• Goal:
Your task is to transcribe the data in full.

═════ Task data

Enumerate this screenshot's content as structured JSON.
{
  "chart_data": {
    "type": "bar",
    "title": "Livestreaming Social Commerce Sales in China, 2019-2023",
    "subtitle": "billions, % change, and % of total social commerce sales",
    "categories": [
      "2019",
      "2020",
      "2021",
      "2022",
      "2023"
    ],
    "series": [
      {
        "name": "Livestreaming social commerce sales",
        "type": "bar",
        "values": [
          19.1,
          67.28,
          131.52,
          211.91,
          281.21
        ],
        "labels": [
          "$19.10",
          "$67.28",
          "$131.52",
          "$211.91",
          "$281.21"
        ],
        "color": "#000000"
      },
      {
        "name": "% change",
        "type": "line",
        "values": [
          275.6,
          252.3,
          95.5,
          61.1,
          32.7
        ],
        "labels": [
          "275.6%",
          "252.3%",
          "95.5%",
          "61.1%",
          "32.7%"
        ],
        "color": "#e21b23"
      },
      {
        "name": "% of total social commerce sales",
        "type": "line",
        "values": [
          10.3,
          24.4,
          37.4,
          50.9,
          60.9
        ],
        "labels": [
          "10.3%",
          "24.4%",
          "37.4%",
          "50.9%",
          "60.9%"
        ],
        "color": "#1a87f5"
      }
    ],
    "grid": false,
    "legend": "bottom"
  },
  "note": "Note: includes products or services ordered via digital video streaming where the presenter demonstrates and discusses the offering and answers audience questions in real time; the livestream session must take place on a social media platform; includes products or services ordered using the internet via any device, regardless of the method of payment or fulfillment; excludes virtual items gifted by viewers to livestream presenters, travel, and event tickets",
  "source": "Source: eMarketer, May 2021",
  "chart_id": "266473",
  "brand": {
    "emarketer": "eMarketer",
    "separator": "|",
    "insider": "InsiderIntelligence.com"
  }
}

══════════

• Full solution:
Enumerate this screenshot's content as structured JSON.
{
  "chart_data": {
    "type": "bar",
    "title": "Livestreaming Social Commerce Sales in China, 2019-2023",
    "subtitle": "billions, % change, and % of total social commerce sales",
    "categories": [
      "2019",
      "2020",
      "2021",
      "2022",
      "2023"
    ],
    "series": [
      {
        "name": "Livestreaming social commerce sales",
        "type": "bar",
        "values": [
          19.1,
          67.28,
          131.52,
          211.91,
          281.21
        ],
        "labels": [
          "$19.10",
          "$67.28",
          "$131.52",
          "$211.91",
          "$281.21"
        ],
        "color": "#000000"
      },
      {
        "name": "% change",
        "type": "line",
        "values": [
          275.6,
          252.3,
          95.5,
          61.1,
          32.7
        ],
        "labels": [
          "275.6%",
          "252.3%",
          "95.5%",
          "61.1%",
          "32.7%"
        ],
        "color": "#e21b23"
      },
      {
        "name": "% of total social commerce sales",
        "type": "line",
        "values": [
          10.3,
          24.4,
          37.4,
          50.9,
          60.9
        ],
        "labels": [
          "10.3%",
          "24.4%",
          "37.4%",
          "50.9%",
          "60.9%"
        ],
        "color": "#1a87f5"
      }
    ],
    "grid": false,
    "legend": "bottom"
  },
  "note": "Note: includes products or services ordered via digital video streaming where the presenter demonstrates and discusses the offering and answers audience questions in real time; the livestream session must take place on a social media platform; includes products or services ordered using the internet via any device, regardless of the method of payment or fulfillment; excludes virtual items gifted by viewers to livestream presenters, travel, and event tickets",
  "source": "Source: eMarketer, May 2021",
  "chart_id": "266473",
  "brand": {
    "emarketer": "eMarketer",
    "separator": "|",
    "insider": "InsiderIntelligence.com"
  }
}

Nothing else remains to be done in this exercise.